### EXERCISE GOAL
Select and copy out every line in the records containing "case".

[Extracted records]

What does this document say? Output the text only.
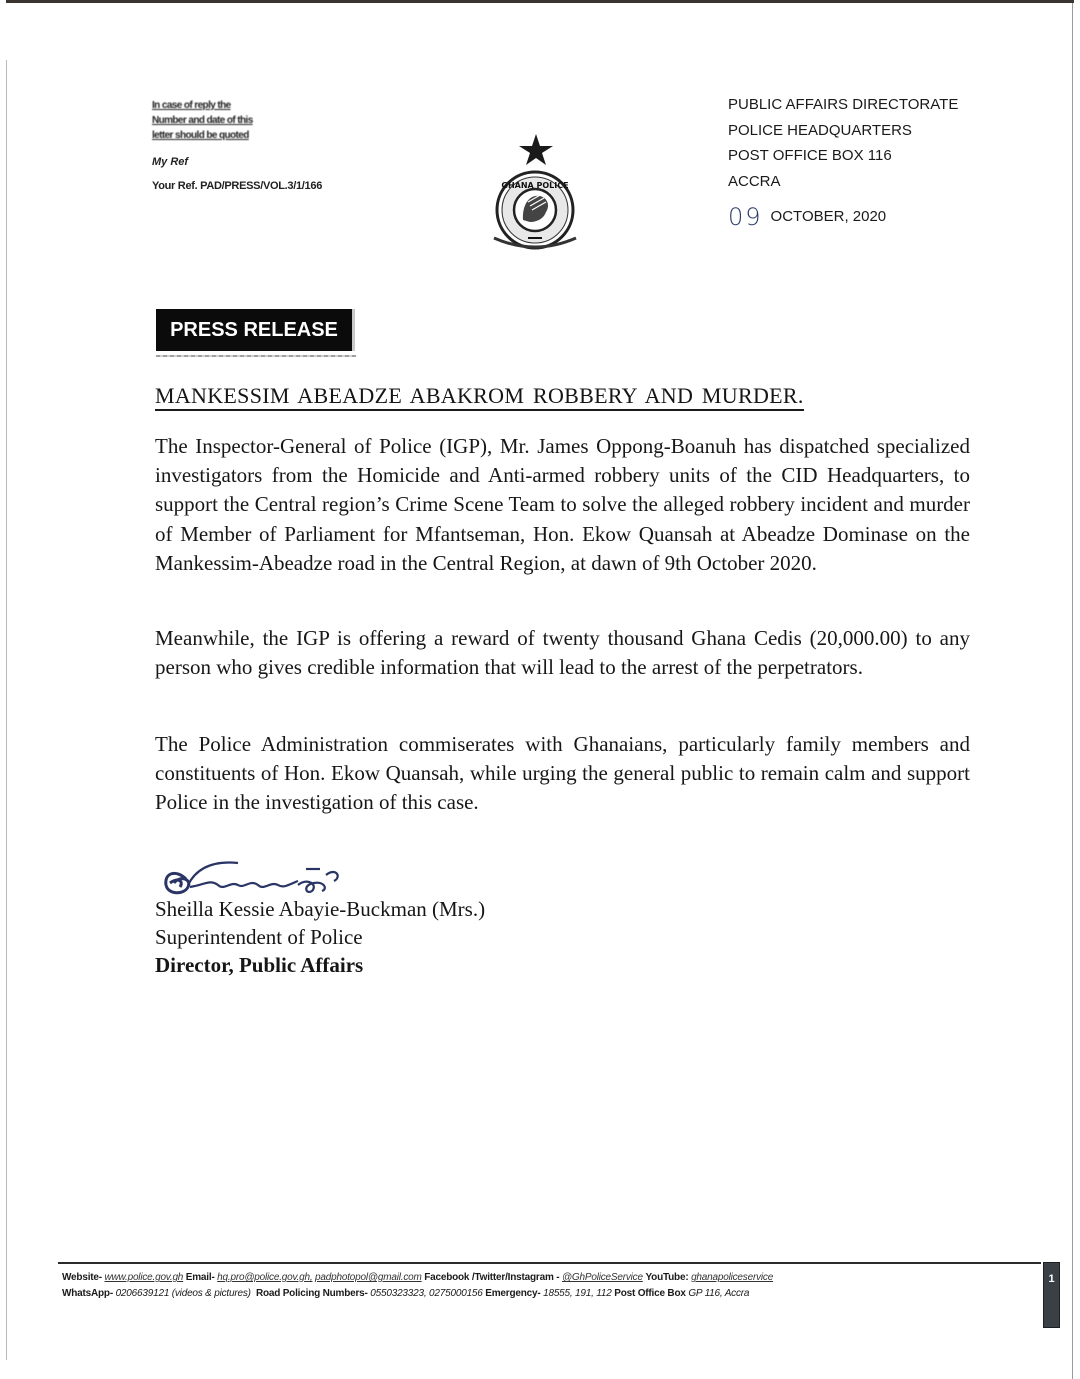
In case of reply the
Number and date of this
letter should be quoted
My Ref
Your Ref. PAD/PRESS/VOL.3/1/166	GHANA POLICE
PUBLIC AFFAIRS DIRECTORATE
POLICE HEADQUARTERS
POST OFFICE BOX 116
ACCRA
09 OCTOBER, 2020
PRESS RELEASE
MANKESSIM ABEADZE ABAKROM ROBBERY AND MURDER.

The Inspector-General of Police (IGP), Mr. James Oppong-Boanuh has dispatched specialized investigators from the Homicide and Anti-armed robbery units of the CID Headquarters, to support the Central region’s Crime Scene Team to solve the alleged robbery incident and murder of Member of Parliament for Mfantseman, Hon. Ekow Quansah at Abeadze Dominase on the Mankessim-Abeadze road in the Central Region, at dawn of 9th October 2020.

Meanwhile, the IGP is offering a reward of twenty thousand Ghana Cedis (20,000.00) to any person who gives credible information that will lead to the arrest of the perpetrators.

The Police Administration commiserates with Ghanaians, particularly family members and constituents of Hon. Ekow Quansah, while urging the general public to remain calm and support Police in the investigation of this case.

Sheilla Kessie Abayie-Buckman (Mrs.)
Superintendent of Police
Director, Public Affairs
Website- www.police.gov.gh Email- hq.pro@police.gov.gh, padphotopol@gmail.com Facebook /Twitter/Instagram - @GhPoliceService YouTube: ghanapoliceservice
WhatsApp- 0206639121 (videos & pictures) Road Policing Numbers- 0550323323, 0275000156 Emergency- 18555, 191, 112 Post Office Box GP 116, Accra
1
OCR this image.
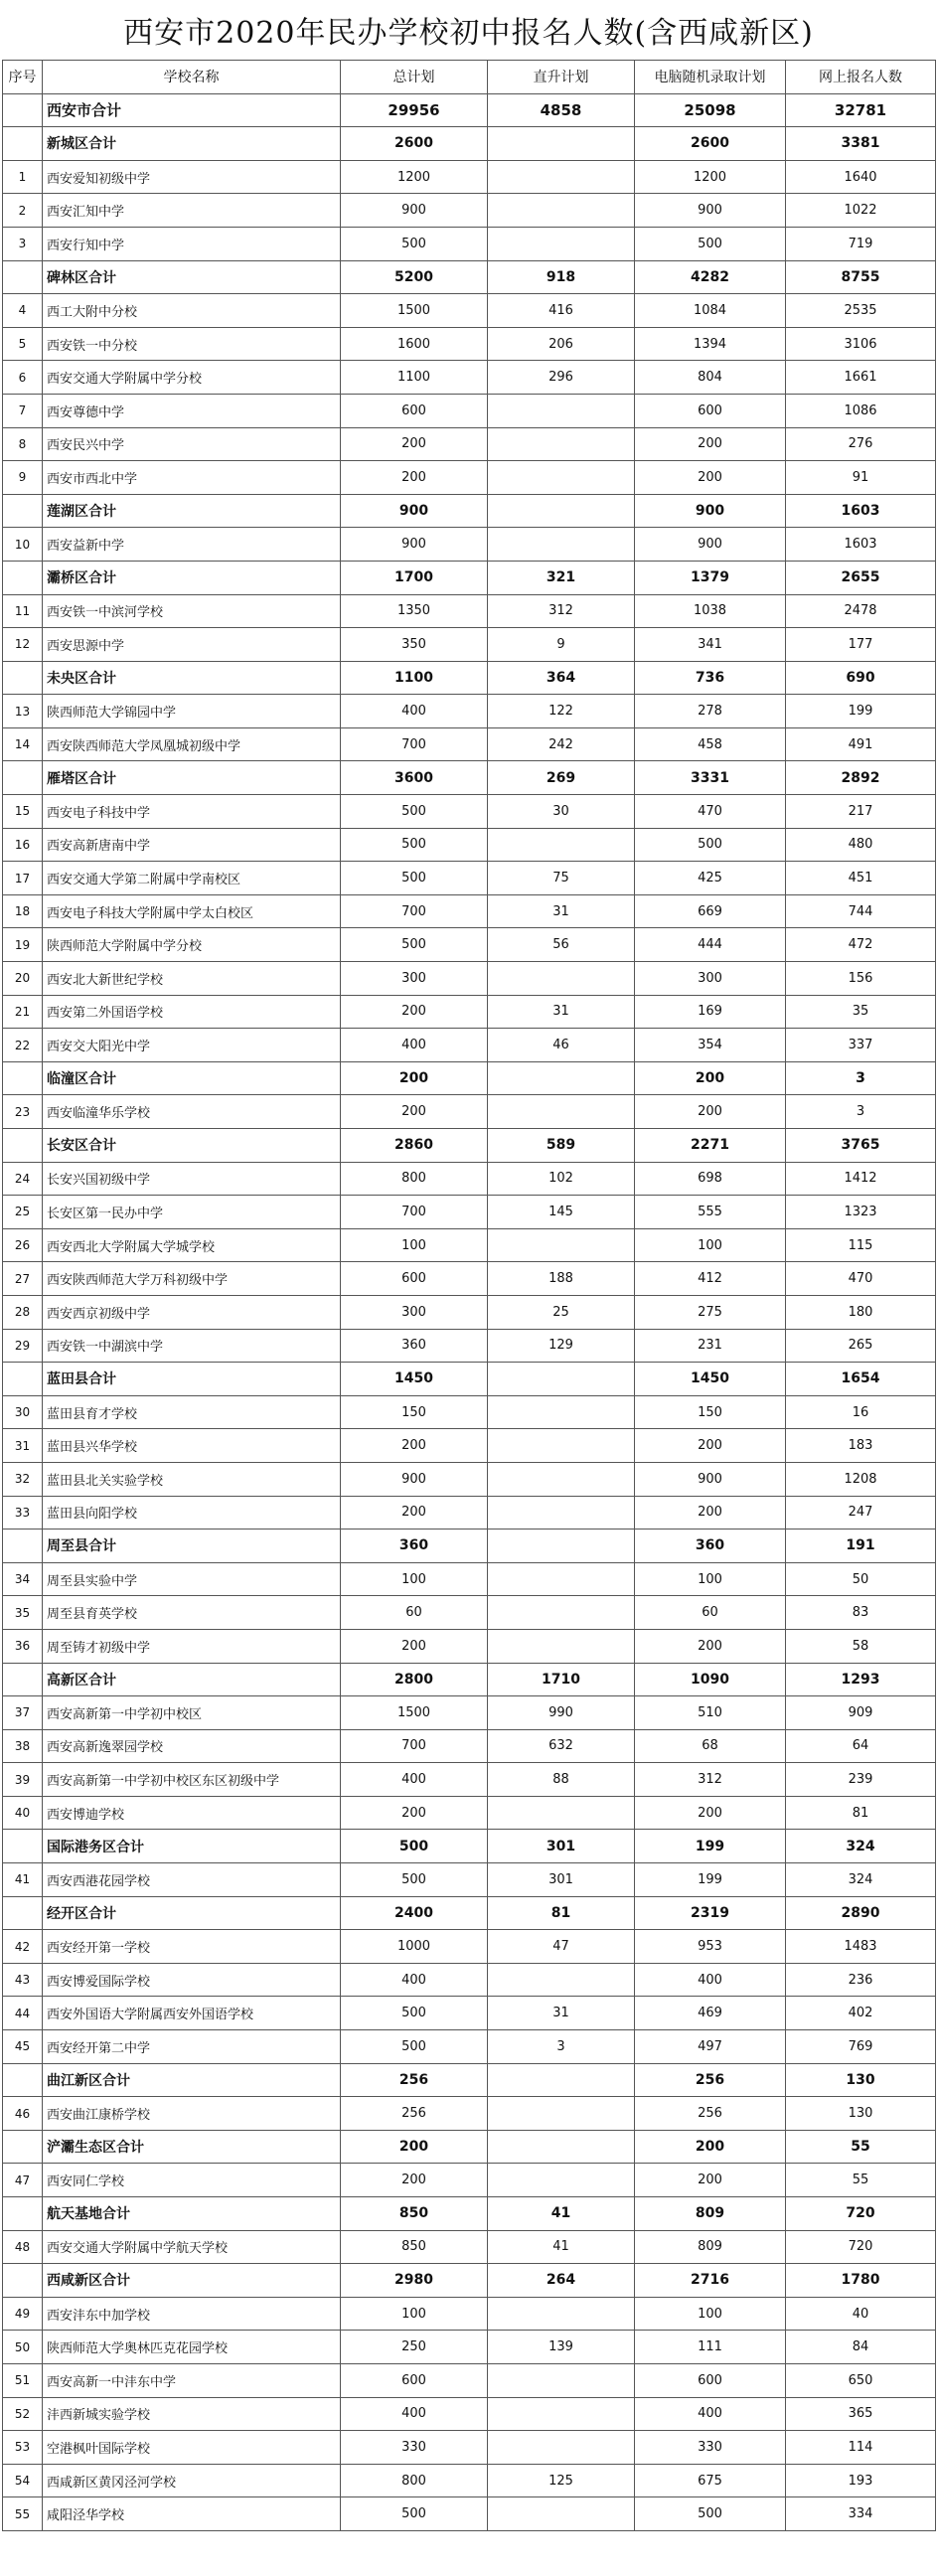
西安市2020年民办学校初中报名人数(含西咸新区)
序号	学校名称	总计划	直升计划	电脑随机录取计划	网上报名人数
	西安市合计	29956	4858	25098	32781
	新城区合计	2600		2600	3381
1	西安爱知初级中学	1200		1200	1640
2	西安汇知中学	900		900	1022
3	西安行知中学	500		500	719
	碑林区合计	5200	918	4282	8755
4	西工大附中分校	1500	416	1084	2535
5	西安铁一中分校	1600	206	1394	3106
6	西安交通大学附属中学分校	1100	296	804	1661
7	西安尊德中学	600		600	1086
8	西安民兴中学	200		200	276
9	西安市西北中学	200		200	91
	莲湖区合计	900		900	1603
10	西安益新中学	900		900	1603
	灞桥区合计	1700	321	1379	2655
11	西安铁一中滨河学校	1350	312	1038	2478
12	西安思源中学	350	9	341	177
	未央区合计	1100	364	736	690
13	陕西师范大学锦园中学	400	122	278	199
14	西安陕西师范大学凤凰城初级中学	700	242	458	491
	雁塔区合计	3600	269	3331	2892
15	西安电子科技中学	500	30	470	217
16	西安高新唐南中学	500		500	480
17	西安交通大学第二附属中学南校区	500	75	425	451
18	西安电子科技大学附属中学太白校区	700	31	669	744
19	陕西师范大学附属中学分校	500	56	444	472
20	西安北大新世纪学校	300		300	156
21	西安第二外国语学校	200	31	169	35
22	西安交大阳光中学	400	46	354	337
	临潼区合计	200		200	3
23	西安临潼华乐学校	200		200	3
	长安区合计	2860	589	2271	3765
24	长安兴国初级中学	800	102	698	1412
25	长安区第一民办中学	700	145	555	1323
26	西安西北大学附属大学城学校	100		100	115
27	西安陕西师范大学万科初级中学	600	188	412	470
28	西安西京初级中学	300	25	275	180
29	西安铁一中湖滨中学	360	129	231	265
	蓝田县合计	1450		1450	1654
30	蓝田县育才学校	150		150	16
31	蓝田县兴华学校	200		200	183
32	蓝田县北关实验学校	900		900	1208
33	蓝田县向阳学校	200		200	247
	周至县合计	360		360	191
34	周至县实验中学	100		100	50
35	周至县育英学校	60		60	83
36	周至铸才初级中学	200		200	58
	高新区合计	2800	1710	1090	1293
37	西安高新第一中学初中校区	1500	990	510	909
38	西安高新逸翠园学校	700	632	68	64
39	西安高新第一中学初中校区东区初级中学	400	88	312	239
40	西安博迪学校	200		200	81
	国际港务区合计	500	301	199	324
41	西安西港花园学校	500	301	199	324
	经开区合计	2400	81	2319	2890
42	西安经开第一学校	1000	47	953	1483
43	西安博爱国际学校	400		400	236
44	西安外国语大学附属西安外国语学校	500	31	469	402
45	西安经开第二中学	500	3	497	769
	曲江新区合计	256		256	130
46	西安曲江康桥学校	256		256	130
	浐灞生态区合计	200		200	55
47	西安同仁学校	200		200	55
	航天基地合计	850	41	809	720
48	西安交通大学附属中学航天学校	850	41	809	720
	西咸新区合计	2980	264	2716	1780
49	西安沣东中加学校	100		100	40
50	陕西师范大学奥林匹克花园学校	250	139	111	84
51	西安高新一中沣东中学	600		600	650
52	沣西新城实验学校	400		400	365
53	空港枫叶国际学校	330		330	114
54	西咸新区黄冈泾河学校	800	125	675	193
55	咸阳泾华学校	500		500	334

### WRITTEN SOLUTION
In case of reply the
The Police Administration commiserates with Ghanaians, particularly family members and constituents of Hon. Ekow Quansah, while urging the general public to remain calm and support Police in the investigation of this case.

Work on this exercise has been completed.